- _What to do_
Find each line containing the string "Faults" and return it.

** Start of Dataset records **

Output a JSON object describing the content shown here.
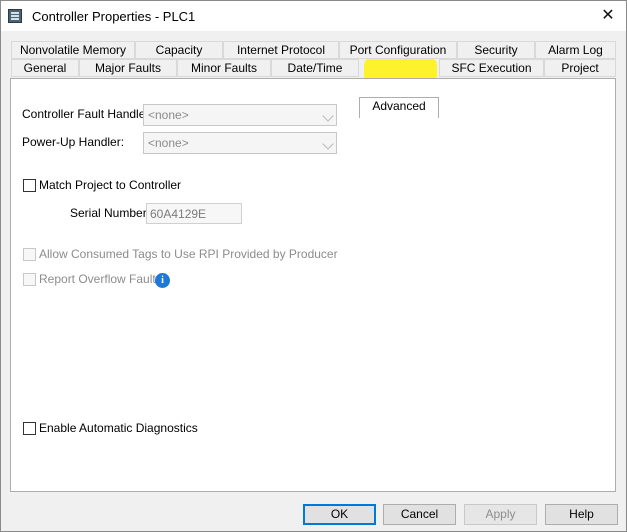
{
  "window": {
    "title": "Controller Properties - PLC1",
    "close_symbol": "✕"
  },
  "tabs_row1": [
    "Nonvolatile Memory",
    "Capacity",
    "Internet Protocol",
    "Port Configuration",
    "Security",
    "Alarm Log"
  ],
  "tabs_row2": [
    "General",
    "Major Faults",
    "Minor Faults",
    "Date/Time",
    "Advanced",
    "SFC Execution",
    "Project"
  ],
  "active_tab": "Advanced",
  "fields": {
    "controller_fault_handler": {
      "label": "Controller Fault Handler:",
      "value": "<none>"
    },
    "power_up_handler": {
      "label": "Power-Up Handler:",
      "value": "<none>"
    },
    "match_project": {
      "label": "Match Project to Controller",
      "checked": false
    },
    "serial_number": {
      "label": "Serial Number:",
      "value": "60A4129E"
    },
    "allow_consumed_tags": {
      "label": "Allow Consumed Tags to Use RPI Provided by Producer",
      "checked": false
    },
    "report_overflow": {
      "label": "Report Overflow Faults",
      "checked": false
    },
    "enable_diagnostics": {
      "label": "Enable Automatic Diagnostics",
      "checked": false
    }
  },
  "buttons": {
    "ok": "OK",
    "cancel": "Cancel",
    "apply": "Apply",
    "help": "Help"
  },
  "icons": {
    "app": "controller-icon",
    "info": "info-icon"
  },
  "colors": {
    "highlight": "#fff200",
    "accent": "#0078d7"
  }
}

** End of Dataset records **

- _Problem solution_
    "Major Faults",
    "Minor Faults",
      "label": "Report Overflow Faults",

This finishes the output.